▸ Your goal:
Below is a listing; copy all of it exactly.

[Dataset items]
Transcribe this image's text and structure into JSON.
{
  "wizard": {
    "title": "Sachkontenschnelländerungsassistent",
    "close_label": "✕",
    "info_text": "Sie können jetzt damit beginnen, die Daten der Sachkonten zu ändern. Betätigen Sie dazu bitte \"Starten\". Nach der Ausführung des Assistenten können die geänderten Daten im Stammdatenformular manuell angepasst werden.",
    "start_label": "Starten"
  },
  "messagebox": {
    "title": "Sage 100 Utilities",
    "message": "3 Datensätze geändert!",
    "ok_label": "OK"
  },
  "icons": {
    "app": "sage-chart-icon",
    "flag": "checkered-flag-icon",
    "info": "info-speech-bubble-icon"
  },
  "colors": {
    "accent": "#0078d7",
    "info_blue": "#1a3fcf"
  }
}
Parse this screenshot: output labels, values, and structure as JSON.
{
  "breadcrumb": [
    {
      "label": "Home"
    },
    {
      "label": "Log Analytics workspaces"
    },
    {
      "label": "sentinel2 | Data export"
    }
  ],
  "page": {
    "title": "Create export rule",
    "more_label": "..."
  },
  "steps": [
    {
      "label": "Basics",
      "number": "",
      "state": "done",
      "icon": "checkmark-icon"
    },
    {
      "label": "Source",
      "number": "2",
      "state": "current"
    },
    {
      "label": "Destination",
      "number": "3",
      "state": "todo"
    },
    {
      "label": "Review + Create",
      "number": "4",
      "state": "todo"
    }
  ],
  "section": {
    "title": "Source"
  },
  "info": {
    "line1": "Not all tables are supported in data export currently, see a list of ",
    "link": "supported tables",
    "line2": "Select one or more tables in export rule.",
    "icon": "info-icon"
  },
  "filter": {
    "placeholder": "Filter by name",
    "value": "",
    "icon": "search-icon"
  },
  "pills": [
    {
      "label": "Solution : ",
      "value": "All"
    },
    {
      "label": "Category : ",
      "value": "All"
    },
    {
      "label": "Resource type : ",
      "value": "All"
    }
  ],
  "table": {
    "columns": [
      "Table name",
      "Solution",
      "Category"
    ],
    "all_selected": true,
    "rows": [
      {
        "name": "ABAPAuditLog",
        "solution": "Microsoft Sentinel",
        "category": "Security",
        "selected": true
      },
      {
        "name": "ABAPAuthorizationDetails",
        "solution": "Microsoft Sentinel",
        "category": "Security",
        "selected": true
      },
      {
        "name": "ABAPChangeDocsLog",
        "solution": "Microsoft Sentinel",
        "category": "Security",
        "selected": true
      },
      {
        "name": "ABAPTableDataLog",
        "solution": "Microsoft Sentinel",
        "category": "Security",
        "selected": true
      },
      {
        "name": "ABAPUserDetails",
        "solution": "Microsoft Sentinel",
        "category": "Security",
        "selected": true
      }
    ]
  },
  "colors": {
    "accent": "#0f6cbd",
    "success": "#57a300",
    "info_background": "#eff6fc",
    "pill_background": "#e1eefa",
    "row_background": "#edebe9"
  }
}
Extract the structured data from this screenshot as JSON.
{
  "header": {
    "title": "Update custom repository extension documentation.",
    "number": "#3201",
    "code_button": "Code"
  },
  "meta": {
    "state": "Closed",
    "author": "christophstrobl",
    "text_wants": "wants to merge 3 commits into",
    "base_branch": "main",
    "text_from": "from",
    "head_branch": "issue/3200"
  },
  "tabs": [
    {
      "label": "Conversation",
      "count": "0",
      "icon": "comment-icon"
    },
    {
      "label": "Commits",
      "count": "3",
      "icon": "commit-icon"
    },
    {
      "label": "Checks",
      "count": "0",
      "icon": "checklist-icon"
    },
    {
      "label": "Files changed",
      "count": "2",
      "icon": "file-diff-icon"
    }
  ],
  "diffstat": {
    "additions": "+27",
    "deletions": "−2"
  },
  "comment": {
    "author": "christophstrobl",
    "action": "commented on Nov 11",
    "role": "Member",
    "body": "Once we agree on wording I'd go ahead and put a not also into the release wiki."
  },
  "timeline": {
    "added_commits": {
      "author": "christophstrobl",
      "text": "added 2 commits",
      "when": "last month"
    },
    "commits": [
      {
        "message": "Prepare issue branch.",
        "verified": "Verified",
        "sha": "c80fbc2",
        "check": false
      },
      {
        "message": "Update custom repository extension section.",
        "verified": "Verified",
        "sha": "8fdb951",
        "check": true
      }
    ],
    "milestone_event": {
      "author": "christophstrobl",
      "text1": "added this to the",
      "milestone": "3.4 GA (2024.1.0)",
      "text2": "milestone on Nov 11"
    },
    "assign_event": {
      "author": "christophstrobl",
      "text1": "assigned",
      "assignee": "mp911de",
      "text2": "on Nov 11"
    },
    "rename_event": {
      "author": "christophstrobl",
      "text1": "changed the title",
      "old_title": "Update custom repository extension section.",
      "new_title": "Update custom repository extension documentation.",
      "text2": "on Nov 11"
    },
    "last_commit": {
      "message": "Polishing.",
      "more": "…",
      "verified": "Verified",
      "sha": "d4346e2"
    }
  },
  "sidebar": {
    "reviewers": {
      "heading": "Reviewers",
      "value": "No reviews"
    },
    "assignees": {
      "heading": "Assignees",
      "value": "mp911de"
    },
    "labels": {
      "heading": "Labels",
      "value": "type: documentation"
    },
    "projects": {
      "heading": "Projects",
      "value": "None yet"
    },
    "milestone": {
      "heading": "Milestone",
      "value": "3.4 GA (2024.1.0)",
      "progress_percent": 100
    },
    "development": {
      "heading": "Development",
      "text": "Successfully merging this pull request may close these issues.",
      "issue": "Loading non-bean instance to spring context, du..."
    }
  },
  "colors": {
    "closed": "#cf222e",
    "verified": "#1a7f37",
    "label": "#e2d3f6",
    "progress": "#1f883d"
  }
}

▸ Task answer:
Transcribe this image's text and structure into JSON.
{
  "wizard": {
    "title": "Sachkontenschnelländerungsassistent",
    "close_label": "✕",
    "info_text": "Sie können jetzt damit beginnen, die Daten der Sachkonten zu ändern. Betätigen Sie dazu bitte \"Starten\". Nach der Ausführung des Assistenten können die geänderten Daten im Stammdatenformular manuell angepasst werden.",
    "start_label": "Starten"
  },
  "messagebox": {
    "title": "Sage 100 Utilities",
    "message": "3 Datensätze geändert!",
    "ok_label": "OK"
  },
  "icons": {
    "app": "sage-chart-icon",
    "flag": "checkered-flag-icon",
    "info": "info-speech-bubble-icon"
  },
  "colors": {
    "accent": "#0078d7",
    "info_blue": "#1a3fcf"
  }
}
Parse this screenshot: output labels, values, and structure as JSON.
{
  "breadcrumb": [
    {
      "label": "Home"
    },
    {
      "label": "Log Analytics workspaces"
    },
    {
      "label": "sentinel2 | Data export"
    }
  ],
  "page": {
    "title": "Create export rule",
    "more_label": "..."
  },
  "steps": [
    {
      "label": "Basics",
      "number": "",
      "state": "done",
      "icon": "checkmark-icon"
    },
    {
      "label": "Source",
      "number": "2",
      "state": "current"
    },
    {
      "label": "Destination",
      "number": "3",
      "state": "todo"
    },
    {
      "label": "Review + Create",
      "number": "4",
      "state": "todo"
    }
  ],
  "section": {
    "title": "Source"
  },
  "info": {
    "line1": "Not all tables are supported in data export currently, see a list of ",
    "link": "supported tables",
    "line2": "Select one or more tables in export rule.",
    "icon": "info-icon"
  },
  "filter": {
    "placeholder": "Filter by name",
    "value": "",
    "icon": "search-icon"
  },
  "pills": [
    {
      "label": "Solution : ",
      "value": "All"
    },
    {
      "label": "Category : ",
      "value": "All"
    },
    {
      "label": "Resource type : ",
      "value": "All"
    }
  ],
  "table": {
    "columns": [
      "Table name",
      "Solution",
      "Category"
    ],
    "all_selected": true,
    "rows": [
      {
        "name": "ABAPAuditLog",
        "solution": "Microsoft Sentinel",
        "category": "Security",
        "selected": true
      },
      {
        "name": "ABAPAuthorizationDetails",
        "solution": "Microsoft Sentinel",
        "category": "Security",
        "selected": true
      },
      {
        "name": "ABAPChangeDocsLog",
        "solution": "Microsoft Sentinel",
        "category": "Security",
        "selected": true
      },
      {
        "name": "ABAPTableDataLog",
        "solution": "Microsoft Sentinel",
        "category": "Security",
        "selected": true
      },
      {
        "name": "ABAPUserDetails",
        "solution": "Microsoft Sentinel",
        "category": "Security",
        "selected": true
      }
    ]
  },
  "colors": {
    "accent": "#0f6cbd",
    "success": "#57a300",
    "info_background": "#eff6fc",
    "pill_background": "#e1eefa",
    "row_background": "#edebe9"
  }
}
Extract the structured data from this screenshot as JSON.
{
  "header": {
    "title": "Update custom repository extension documentation.",
    "number": "#3201",
    "code_button": "Code"
  },
  "meta": {
    "state": "Closed",
    "author": "christophstrobl",
    "text_wants": "wants to merge 3 commits into",
    "base_branch": "main",
    "text_from": "from",
    "head_branch": "issue/3200"
  },
  "tabs": [
    {
      "label": "Conversation",
      "count": "0",
      "icon": "comment-icon"
    },
    {
      "label": "Commits",
      "count": "3",
      "icon": "commit-icon"
    },
    {
      "label": "Checks",
      "count": "0",
      "icon": "checklist-icon"
    },
    {
      "label": "Files changed",
      "count": "2",
      "icon": "file-diff-icon"
    }
  ],
  "diffstat": {
    "additions": "+27",
    "deletions": "−2"
  },
  "comment": {
    "author": "christophstrobl",
    "action": "commented on Nov 11",
    "role": "Member",
    "body": "Once we agree on wording I'd go ahead and put a not also into the release wiki."
  },
  "timeline": {
    "added_commits": {
      "author": "christophstrobl",
      "text": "added 2 commits",
      "when": "last month"
    },
    "commits": [
      {
        "message": "Prepare issue branch.",
        "verified": "Verified",
        "sha": "c80fbc2",
        "check": false
      },
      {
        "message": "Update custom repository extension section.",
        "verified": "Verified",
        "sha": "8fdb951",
        "check": true
      }
    ],
    "milestone_event": {
      "author": "christophstrobl",
      "text1": "added this to the",
      "milestone": "3.4 GA (2024.1.0)",
      "text2": "milestone on Nov 11"
    },
    "assign_event": {
      "author": "christophstrobl",
      "text1": "assigned",
      "assignee": "mp911de",
      "text2": "on Nov 11"
    },
    "rename_event": {
      "author": "christophstrobl",
      "text1": "changed the title",
      "old_title": "Update custom repository extension section.",
      "new_title": "Update custom repository extension documentation.",
      "text2": "on Nov 11"
    },
    "last_commit": {
      "message": "Polishing.",
      "more": "…",
      "verified": "Verified",
      "sha": "d4346e2"
    }
  },
  "sidebar": {
    "reviewers": {
      "heading": "Reviewers",
      "value": "No reviews"
    },
    "assignees": {
      "heading": "Assignees",
      "value": "mp911de"
    },
    "labels": {
      "heading": "Labels",
      "value": "type: documentation"
    },
    "projects": {
      "heading": "Projects",
      "value": "None yet"
    },
    "milestone": {
      "heading": "Milestone",
      "value": "3.4 GA (2024.1.0)",
      "progress_percent": 100
    },
    "development": {
      "heading": "Development",
      "text": "Successfully merging this pull request may close these issues.",
      "issue": "Loading non-bean instance to spring context, du..."
    }
  },
  "colors": {
    "closed": "#cf222e",
    "verified": "#1a7f37",
    "label": "#e2d3f6",
    "progress": "#1f883d"
  }
}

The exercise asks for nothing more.